DIRECTIVE -
Pull every line holding the string "Stock" from the records below.

SUPPLIED MATERIAL -
⟨
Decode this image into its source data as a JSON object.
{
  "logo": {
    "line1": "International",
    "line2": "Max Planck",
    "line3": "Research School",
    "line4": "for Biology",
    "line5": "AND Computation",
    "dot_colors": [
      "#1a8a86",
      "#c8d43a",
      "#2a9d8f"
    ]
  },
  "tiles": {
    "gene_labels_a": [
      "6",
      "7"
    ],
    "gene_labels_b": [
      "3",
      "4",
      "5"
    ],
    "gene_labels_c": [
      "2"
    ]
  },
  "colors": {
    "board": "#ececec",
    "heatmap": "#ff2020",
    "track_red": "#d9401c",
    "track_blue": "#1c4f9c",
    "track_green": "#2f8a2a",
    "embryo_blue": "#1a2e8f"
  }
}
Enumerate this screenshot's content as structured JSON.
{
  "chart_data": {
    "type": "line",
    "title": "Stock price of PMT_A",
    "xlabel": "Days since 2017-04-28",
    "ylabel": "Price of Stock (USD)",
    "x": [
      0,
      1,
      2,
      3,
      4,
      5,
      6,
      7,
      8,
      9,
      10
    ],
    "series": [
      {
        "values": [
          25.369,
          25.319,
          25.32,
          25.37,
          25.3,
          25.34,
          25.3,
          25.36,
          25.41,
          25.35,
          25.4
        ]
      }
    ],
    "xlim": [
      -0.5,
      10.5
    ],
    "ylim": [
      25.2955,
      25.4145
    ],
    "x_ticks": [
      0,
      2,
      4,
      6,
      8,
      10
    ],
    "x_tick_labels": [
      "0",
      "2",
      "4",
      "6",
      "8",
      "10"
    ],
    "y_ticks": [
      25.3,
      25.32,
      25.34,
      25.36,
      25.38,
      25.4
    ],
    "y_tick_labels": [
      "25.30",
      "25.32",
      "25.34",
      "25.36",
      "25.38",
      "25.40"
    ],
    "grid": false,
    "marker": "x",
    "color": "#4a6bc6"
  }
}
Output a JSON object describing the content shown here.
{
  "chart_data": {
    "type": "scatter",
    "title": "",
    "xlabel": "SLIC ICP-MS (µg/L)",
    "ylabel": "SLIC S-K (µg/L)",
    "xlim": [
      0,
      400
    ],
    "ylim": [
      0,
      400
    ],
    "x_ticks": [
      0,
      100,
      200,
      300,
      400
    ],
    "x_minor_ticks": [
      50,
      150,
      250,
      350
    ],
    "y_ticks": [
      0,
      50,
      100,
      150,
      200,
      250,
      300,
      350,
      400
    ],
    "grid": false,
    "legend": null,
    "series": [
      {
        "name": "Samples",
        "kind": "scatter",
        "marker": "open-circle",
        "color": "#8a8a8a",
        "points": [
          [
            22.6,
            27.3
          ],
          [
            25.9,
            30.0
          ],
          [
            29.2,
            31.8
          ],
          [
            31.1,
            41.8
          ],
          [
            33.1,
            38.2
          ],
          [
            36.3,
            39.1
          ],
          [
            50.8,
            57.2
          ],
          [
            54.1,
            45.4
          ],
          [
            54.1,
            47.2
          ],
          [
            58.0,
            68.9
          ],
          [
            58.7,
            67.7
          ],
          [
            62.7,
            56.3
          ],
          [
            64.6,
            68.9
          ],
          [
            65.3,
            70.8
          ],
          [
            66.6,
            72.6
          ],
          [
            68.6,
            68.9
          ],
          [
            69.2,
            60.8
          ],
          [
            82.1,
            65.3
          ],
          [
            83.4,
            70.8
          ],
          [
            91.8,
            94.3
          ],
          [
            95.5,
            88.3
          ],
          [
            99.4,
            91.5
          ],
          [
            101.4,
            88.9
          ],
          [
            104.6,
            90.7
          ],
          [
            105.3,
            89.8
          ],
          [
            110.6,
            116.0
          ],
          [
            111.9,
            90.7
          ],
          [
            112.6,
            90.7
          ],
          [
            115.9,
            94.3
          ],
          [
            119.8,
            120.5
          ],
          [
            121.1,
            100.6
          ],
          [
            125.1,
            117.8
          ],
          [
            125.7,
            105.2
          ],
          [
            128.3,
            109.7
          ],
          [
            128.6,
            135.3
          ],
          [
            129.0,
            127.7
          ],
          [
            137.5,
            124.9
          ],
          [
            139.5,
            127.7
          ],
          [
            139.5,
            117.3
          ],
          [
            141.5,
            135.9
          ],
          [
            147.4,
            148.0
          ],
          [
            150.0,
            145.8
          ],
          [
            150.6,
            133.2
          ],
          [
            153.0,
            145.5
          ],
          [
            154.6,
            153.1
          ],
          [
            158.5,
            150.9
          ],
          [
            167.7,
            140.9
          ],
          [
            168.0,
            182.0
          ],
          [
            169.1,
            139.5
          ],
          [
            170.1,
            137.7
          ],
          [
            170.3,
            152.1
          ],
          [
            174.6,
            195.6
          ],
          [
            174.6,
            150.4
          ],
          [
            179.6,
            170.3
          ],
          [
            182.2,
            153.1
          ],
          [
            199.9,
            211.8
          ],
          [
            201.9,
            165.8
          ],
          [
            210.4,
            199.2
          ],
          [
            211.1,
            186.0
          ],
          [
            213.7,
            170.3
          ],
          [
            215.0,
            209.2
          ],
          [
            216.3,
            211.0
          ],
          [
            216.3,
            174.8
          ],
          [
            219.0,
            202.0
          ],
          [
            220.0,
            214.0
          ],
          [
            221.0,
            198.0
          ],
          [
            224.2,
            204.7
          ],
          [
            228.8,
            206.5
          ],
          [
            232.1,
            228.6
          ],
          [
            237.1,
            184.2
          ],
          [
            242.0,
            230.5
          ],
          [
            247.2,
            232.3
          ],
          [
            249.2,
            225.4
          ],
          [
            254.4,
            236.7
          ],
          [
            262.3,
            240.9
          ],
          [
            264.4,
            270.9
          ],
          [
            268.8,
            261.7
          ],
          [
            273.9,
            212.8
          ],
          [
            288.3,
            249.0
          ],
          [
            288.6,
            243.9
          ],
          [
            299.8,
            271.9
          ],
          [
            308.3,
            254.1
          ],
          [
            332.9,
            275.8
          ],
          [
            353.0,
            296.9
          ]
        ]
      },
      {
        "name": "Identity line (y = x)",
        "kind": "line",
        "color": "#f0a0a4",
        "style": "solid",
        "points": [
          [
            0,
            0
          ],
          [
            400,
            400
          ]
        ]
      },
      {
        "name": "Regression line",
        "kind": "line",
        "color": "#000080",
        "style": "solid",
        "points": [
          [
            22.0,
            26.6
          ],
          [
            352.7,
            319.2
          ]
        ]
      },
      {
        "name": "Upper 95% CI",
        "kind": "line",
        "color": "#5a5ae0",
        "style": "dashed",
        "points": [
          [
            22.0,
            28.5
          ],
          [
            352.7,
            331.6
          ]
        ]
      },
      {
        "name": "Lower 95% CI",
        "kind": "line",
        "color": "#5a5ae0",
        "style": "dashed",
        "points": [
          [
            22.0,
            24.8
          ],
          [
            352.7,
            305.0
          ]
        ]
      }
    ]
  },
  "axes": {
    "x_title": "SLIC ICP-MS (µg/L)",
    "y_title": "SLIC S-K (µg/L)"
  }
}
⟩
FINISHED TASK -
    "title": "Stock price of PMT_A",
    "ylabel": "Price of Stock (USD)",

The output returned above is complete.